Short task:
Take every line from the material that has the word "image" in it.

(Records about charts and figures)
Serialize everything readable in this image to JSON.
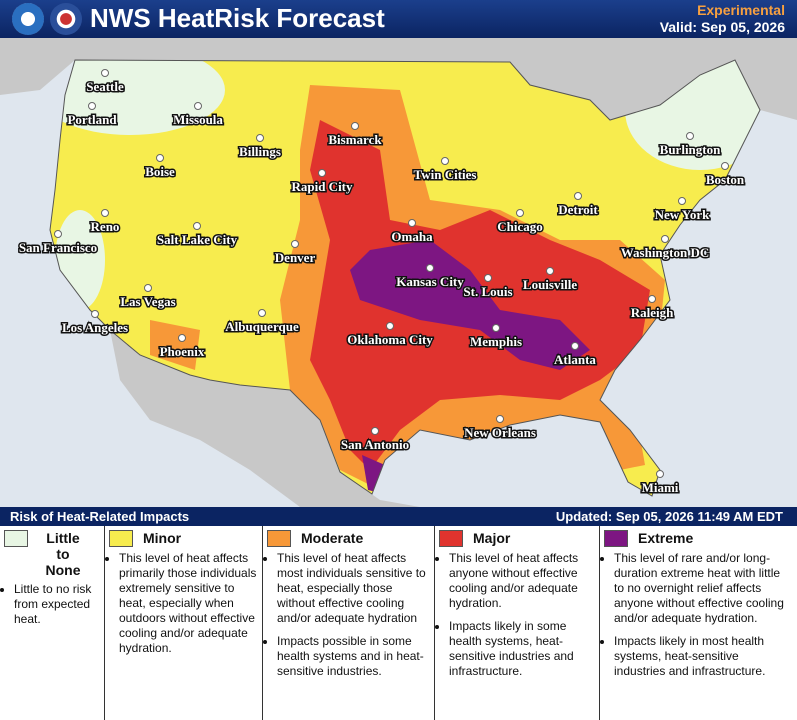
{
  "header": {
    "title": "NWS HeatRisk Forecast",
    "status": "Experimental",
    "valid": "Valid: Sep 05, 2026"
  },
  "cities": [
    "Seattle",
    "Portland",
    "Missoula",
    "Billings",
    "Boise",
    "Bismarck",
    "Rapid City",
    "Twin Cities",
    "Burlington",
    "Boston",
    "Detroit",
    "Chicago",
    "New York",
    "Reno",
    "San Francisco",
    "Salt Lake City",
    "Denver",
    "Omaha",
    "Kansas City",
    "St. Louis",
    "Louisville",
    "Washington DC",
    "Las Vegas",
    "Los Angeles",
    "Albuquerque",
    "Oklahoma City",
    "Memphis",
    "Raleigh",
    "Atlanta",
    "Phoenix",
    "San Antonio",
    "New Orleans",
    "Miami"
  ],
  "legend": {
    "title": "Risk of Heat-Related Impacts",
    "updated": "Updated: Sep 05, 2026 11:49 AM EDT",
    "levels": [
      {
        "name": "Little to None",
        "color": "#e8f6e4",
        "bullets": [
          "Little to no risk from expected heat."
        ]
      },
      {
        "name": "Minor",
        "color": "#f7ec4e",
        "bullets": [
          "This level of heat affects primarily those individuals extremely sensitive to heat, especially when outdoors without effective cooling and/or adequate hydration."
        ]
      },
      {
        "name": "Moderate",
        "color": "#f79838",
        "bullets": [
          "This level of heat affects most individuals sensitive to heat, especially those without effective cooling and/or adequate hydration",
          "Impacts possible in some health systems and in heat-sensitive industries."
        ]
      },
      {
        "name": "Major",
        "color": "#e0332e",
        "bullets": [
          "This level of heat affects anyone without effective cooling and/or adequate hydration.",
          "Impacts likely in some health systems, heat-sensitive industries and infrastructure."
        ]
      },
      {
        "name": "Extreme",
        "color": "#7d1682",
        "bullets": [
          "This level of rare and/or long-duration extreme heat with little to no overnight relief affects anyone without effective cooling and/or adequate hydration.",
          "Impacts likely in most health systems, heat-sensitive industries and infrastructure."
        ]
      }
    ]
  }
}
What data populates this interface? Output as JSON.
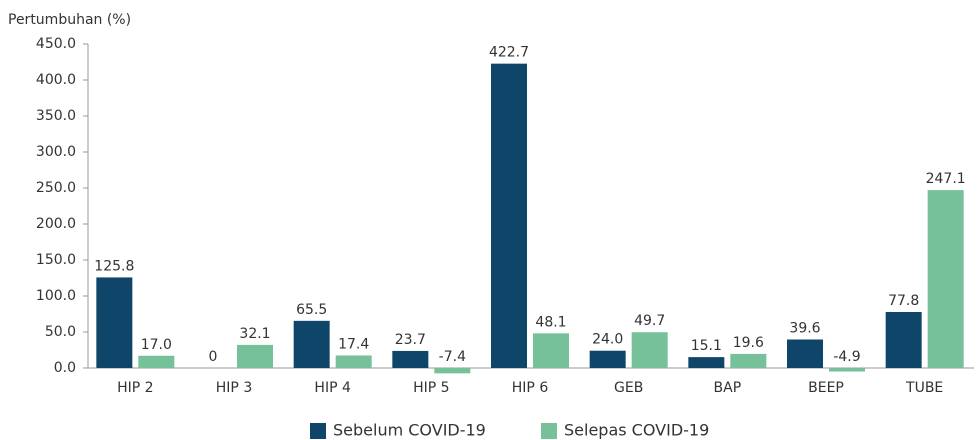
{
  "chart_data": {
    "type": "bar",
    "y_label": "Pertumbuhan (%)",
    "categories": [
      "HIP 2",
      "HIP 3",
      "HIP 4",
      "HIP 5",
      "HIP 6",
      "GEB",
      "BAP",
      "BEEP",
      "TUBE"
    ],
    "series": [
      {
        "name": "Sebelum COVID-19",
        "color": "#0e4569",
        "values": [
          125.8,
          0,
          65.5,
          23.7,
          422.7,
          24.0,
          15.1,
          39.6,
          77.8
        ],
        "value_labels": [
          "125.8",
          "0",
          "65.5",
          "23.7",
          "422.7",
          "24.0",
          "15.1",
          "39.6",
          "77.8"
        ]
      },
      {
        "name": "Selepas COVID-19",
        "color": "#76c09a",
        "values": [
          17.0,
          32.1,
          17.4,
          -7.4,
          48.1,
          49.7,
          19.6,
          -4.9,
          247.1
        ],
        "value_labels": [
          "17.0",
          "32.1",
          "17.4",
          "-7.4",
          "48.1",
          "49.7",
          "19.6",
          "-4.9",
          "247.1"
        ]
      }
    ],
    "ylim": [
      0,
      450
    ],
    "yticks": [
      {
        "value": 0,
        "label": "0.0"
      },
      {
        "value": 50,
        "label": "50.0"
      },
      {
        "value": 100,
        "label": "100.0"
      },
      {
        "value": 150,
        "label": "150.0"
      },
      {
        "value": 200,
        "label": "200.0"
      },
      {
        "value": 250,
        "label": "250.0"
      },
      {
        "value": 300,
        "label": "300.0"
      },
      {
        "value": 350,
        "label": "350.0"
      },
      {
        "value": 400,
        "label": "400.0"
      },
      {
        "value": 450,
        "label": "450.0"
      }
    ],
    "grid": false,
    "legend": "bottom"
  }
}
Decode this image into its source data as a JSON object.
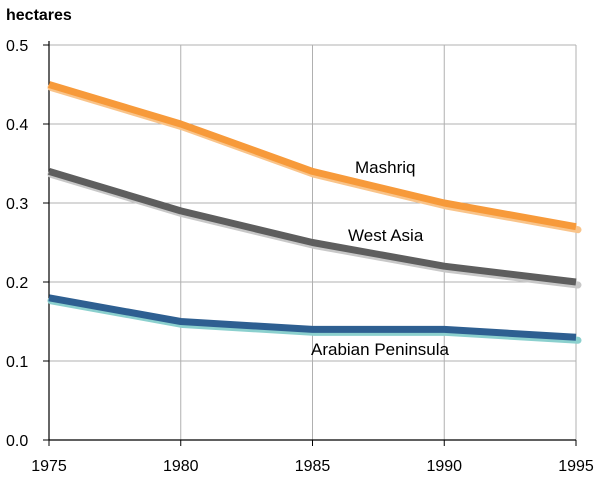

Answer to the problem:
Serialize everything readable in this image to JSON.
Decode this image into its source data as a JSON object.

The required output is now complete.